▶ **What the task asks**
Every record that follows should be printed verbatim.

─── Records supplied ───

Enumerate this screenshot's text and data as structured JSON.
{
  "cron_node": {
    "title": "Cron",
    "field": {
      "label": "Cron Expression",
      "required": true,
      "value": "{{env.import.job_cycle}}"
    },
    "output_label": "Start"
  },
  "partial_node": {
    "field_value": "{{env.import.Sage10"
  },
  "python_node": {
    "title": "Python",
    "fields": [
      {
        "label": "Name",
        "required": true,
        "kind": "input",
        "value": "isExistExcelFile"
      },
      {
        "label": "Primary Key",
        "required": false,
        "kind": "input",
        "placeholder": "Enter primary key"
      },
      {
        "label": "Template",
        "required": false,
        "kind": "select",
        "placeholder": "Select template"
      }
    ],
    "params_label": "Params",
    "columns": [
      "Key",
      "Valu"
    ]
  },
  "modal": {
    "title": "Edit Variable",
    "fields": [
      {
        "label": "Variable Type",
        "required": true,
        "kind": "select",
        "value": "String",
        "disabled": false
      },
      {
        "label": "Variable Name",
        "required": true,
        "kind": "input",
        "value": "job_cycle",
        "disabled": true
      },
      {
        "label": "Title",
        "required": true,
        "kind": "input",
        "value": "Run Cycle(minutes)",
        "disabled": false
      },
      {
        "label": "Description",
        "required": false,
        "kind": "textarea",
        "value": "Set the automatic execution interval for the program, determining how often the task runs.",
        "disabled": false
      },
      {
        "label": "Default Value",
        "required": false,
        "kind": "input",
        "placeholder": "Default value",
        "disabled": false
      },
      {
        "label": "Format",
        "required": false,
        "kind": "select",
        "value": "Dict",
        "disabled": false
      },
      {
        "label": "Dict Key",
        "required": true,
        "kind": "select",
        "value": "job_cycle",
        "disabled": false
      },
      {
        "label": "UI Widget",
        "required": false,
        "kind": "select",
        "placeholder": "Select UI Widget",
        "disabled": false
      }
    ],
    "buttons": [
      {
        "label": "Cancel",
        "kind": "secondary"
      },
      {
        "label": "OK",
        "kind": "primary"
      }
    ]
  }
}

───

▶ **Response**
Enumerate this screenshot's text and data as structured JSON.
{
  "cron_node": {
    "title": "Cron",
    "field": {
      "label": "Cron Expression",
      "required": true,
      "value": "{{env.import.job_cycle}}"
    },
    "output_label": "Start"
  },
  "partial_node": {
    "field_value": "{{env.import.Sage10"
  },
  "python_node": {
    "title": "Python",
    "fields": [
      {
        "label": "Name",
        "required": true,
        "kind": "input",
        "value": "isExistExcelFile"
      },
      {
        "label": "Primary Key",
        "required": false,
        "kind": "input",
        "placeholder": "Enter primary key"
      },
      {
        "label": "Template",
        "required": false,
        "kind": "select",
        "placeholder": "Select template"
      }
    ],
    "params_label": "Params",
    "columns": [
      "Key",
      "Valu"
    ]
  },
  "modal": {
    "title": "Edit Variable",
    "fields": [
      {
        "label": "Variable Type",
        "required": true,
        "kind": "select",
        "value": "String",
        "disabled": false
      },
      {
        "label": "Variable Name",
        "required": true,
        "kind": "input",
        "value": "job_cycle",
        "disabled": true
      },
      {
        "label": "Title",
        "required": true,
        "kind": "input",
        "value": "Run Cycle(minutes)",
        "disabled": false
      },
      {
        "label": "Description",
        "required": false,
        "kind": "textarea",
        "value": "Set the automatic execution interval for the program, determining how often the task runs.",
        "disabled": false
      },
      {
        "label": "Default Value",
        "required": false,
        "kind": "input",
        "placeholder": "Default value",
        "disabled": false
      },
      {
        "label": "Format",
        "required": false,
        "kind": "select",
        "value": "Dict",
        "disabled": false
      },
      {
        "label": "Dict Key",
        "required": true,
        "kind": "select",
        "value": "job_cycle",
        "disabled": false
      },
      {
        "label": "UI Widget",
        "required": false,
        "kind": "select",
        "placeholder": "Select UI Widget",
        "disabled": false
      }
    ],
    "buttons": [
      {
        "label": "Cancel",
        "kind": "secondary"
      },
      {
        "label": "OK",
        "kind": "primary"
      }
    ]
  }
}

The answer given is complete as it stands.